Entries taken from a collection:
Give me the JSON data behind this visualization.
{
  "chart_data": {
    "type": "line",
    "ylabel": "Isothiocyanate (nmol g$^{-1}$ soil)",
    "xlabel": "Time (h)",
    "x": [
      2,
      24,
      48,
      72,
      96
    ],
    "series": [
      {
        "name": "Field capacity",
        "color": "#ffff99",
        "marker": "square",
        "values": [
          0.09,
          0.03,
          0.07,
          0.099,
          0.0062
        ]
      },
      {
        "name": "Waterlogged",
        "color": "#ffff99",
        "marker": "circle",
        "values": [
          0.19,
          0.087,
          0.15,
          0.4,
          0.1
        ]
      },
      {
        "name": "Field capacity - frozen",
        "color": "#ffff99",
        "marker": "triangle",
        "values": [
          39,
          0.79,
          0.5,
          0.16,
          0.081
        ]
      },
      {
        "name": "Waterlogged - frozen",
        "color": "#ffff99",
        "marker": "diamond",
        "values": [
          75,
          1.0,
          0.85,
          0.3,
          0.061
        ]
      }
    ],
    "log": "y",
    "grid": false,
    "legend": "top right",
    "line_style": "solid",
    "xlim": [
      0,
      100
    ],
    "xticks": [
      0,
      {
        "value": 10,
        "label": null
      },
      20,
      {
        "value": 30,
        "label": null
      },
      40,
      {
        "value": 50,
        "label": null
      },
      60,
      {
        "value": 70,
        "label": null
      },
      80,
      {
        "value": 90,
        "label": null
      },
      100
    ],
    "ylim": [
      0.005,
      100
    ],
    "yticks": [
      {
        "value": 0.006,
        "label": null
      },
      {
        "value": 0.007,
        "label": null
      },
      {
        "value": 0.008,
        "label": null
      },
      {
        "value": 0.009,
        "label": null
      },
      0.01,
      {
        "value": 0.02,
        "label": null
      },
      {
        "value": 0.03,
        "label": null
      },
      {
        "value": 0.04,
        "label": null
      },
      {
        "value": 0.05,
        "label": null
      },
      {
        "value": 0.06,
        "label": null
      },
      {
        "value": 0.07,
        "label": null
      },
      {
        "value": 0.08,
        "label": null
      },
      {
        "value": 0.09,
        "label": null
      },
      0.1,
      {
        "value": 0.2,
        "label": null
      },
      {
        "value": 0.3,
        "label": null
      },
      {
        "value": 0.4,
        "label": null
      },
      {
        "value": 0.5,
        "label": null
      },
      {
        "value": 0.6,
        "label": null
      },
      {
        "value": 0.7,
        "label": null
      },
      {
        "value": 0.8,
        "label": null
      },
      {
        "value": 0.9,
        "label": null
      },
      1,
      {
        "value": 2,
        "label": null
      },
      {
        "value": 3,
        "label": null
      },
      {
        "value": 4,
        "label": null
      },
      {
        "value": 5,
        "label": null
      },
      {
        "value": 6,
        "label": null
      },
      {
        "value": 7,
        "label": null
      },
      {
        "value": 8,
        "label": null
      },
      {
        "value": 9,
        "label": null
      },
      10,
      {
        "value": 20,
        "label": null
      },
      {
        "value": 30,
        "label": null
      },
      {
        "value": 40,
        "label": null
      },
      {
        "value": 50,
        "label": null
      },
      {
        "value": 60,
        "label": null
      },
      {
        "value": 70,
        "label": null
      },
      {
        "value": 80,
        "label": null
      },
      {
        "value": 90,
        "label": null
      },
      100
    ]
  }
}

WRITTEN INSTRUCTION: Word for word, write out all of the data above.

RESULT OF THIS EXERCISE:
Give me the JSON data behind this visualization.
{
  "chart_data": {
    "type": "line",
    "ylabel": "Isothiocyanate (nmol g$^{-1}$ soil)",
    "xlabel": "Time (h)",
    "x": [
      2,
      24,
      48,
      72,
      96
    ],
    "series": [
      {
        "name": "Field capacity",
        "color": "#ffff99",
        "marker": "square",
        "values": [
          0.09,
          0.03,
          0.07,
          0.099,
          0.0062
        ]
      },
      {
        "name": "Waterlogged",
        "color": "#ffff99",
        "marker": "circle",
        "values": [
          0.19,
          0.087,
          0.15,
          0.4,
          0.1
        ]
      },
      {
        "name": "Field capacity - frozen",
        "color": "#ffff99",
        "marker": "triangle",
        "values": [
          39,
          0.79,
          0.5,
          0.16,
          0.081
        ]
      },
      {
        "name": "Waterlogged - frozen",
        "color": "#ffff99",
        "marker": "diamond",
        "values": [
          75,
          1.0,
          0.85,
          0.3,
          0.061
        ]
      }
    ],
    "log": "y",
    "grid": false,
    "legend": "top right",
    "line_style": "solid",
    "xlim": [
      0,
      100
    ],
    "xticks": [
      0,
      {
        "value": 10,
        "label": null
      },
      20,
      {
        "value": 30,
        "label": null
      },
      40,
      {
        "value": 50,
        "label": null
      },
      60,
      {
        "value": 70,
        "label": null
      },
      80,
      {
        "value": 90,
        "label": null
      },
      100
    ],
    "ylim": [
      0.005,
      100
    ],
    "yticks": [
      {
        "value": 0.006,
        "label": null
      },
      {
        "value": 0.007,
        "label": null
      },
      {
        "value": 0.008,
        "label": null
      },
      {
        "value": 0.009,
        "label": null
      },
      0.01,
      {
        "value": 0.02,
        "label": null
      },
      {
        "value": 0.03,
        "label": null
      },
      {
        "value": 0.04,
        "label": null
      },
      {
        "value": 0.05,
        "label": null
      },
      {
        "value": 0.06,
        "label": null
      },
      {
        "value": 0.07,
        "label": null
      },
      {
        "value": 0.08,
        "label": null
      },
      {
        "value": 0.09,
        "label": null
      },
      0.1,
      {
        "value": 0.2,
        "label": null
      },
      {
        "value": 0.3,
        "label": null
      },
      {
        "value": 0.4,
        "label": null
      },
      {
        "value": 0.5,
        "label": null
      },
      {
        "value": 0.6,
        "label": null
      },
      {
        "value": 0.7,
        "label": null
      },
      {
        "value": 0.8,
        "label": null
      },
      {
        "value": 0.9,
        "label": null
      },
      1,
      {
        "value": 2,
        "label": null
      },
      {
        "value": 3,
        "label": null
      },
      {
        "value": 4,
        "label": null
      },
      {
        "value": 5,
        "label": null
      },
      {
        "value": 6,
        "label": null
      },
      {
        "value": 7,
        "label": null
      },
      {
        "value": 8,
        "label": null
      },
      {
        "value": 9,
        "label": null
      },
      10,
      {
        "value": 20,
        "label": null
      },
      {
        "value": 30,
        "label": null
      },
      {
        "value": 40,
        "label": null
      },
      {
        "value": 50,
        "label": null
      },
      {
        "value": 60,
        "label": null
      },
      {
        "value": 70,
        "label": null
      },
      {
        "value": 80,
        "label": null
      },
      {
        "value": 90,
        "label": null
      },
      100
    ]
  }
}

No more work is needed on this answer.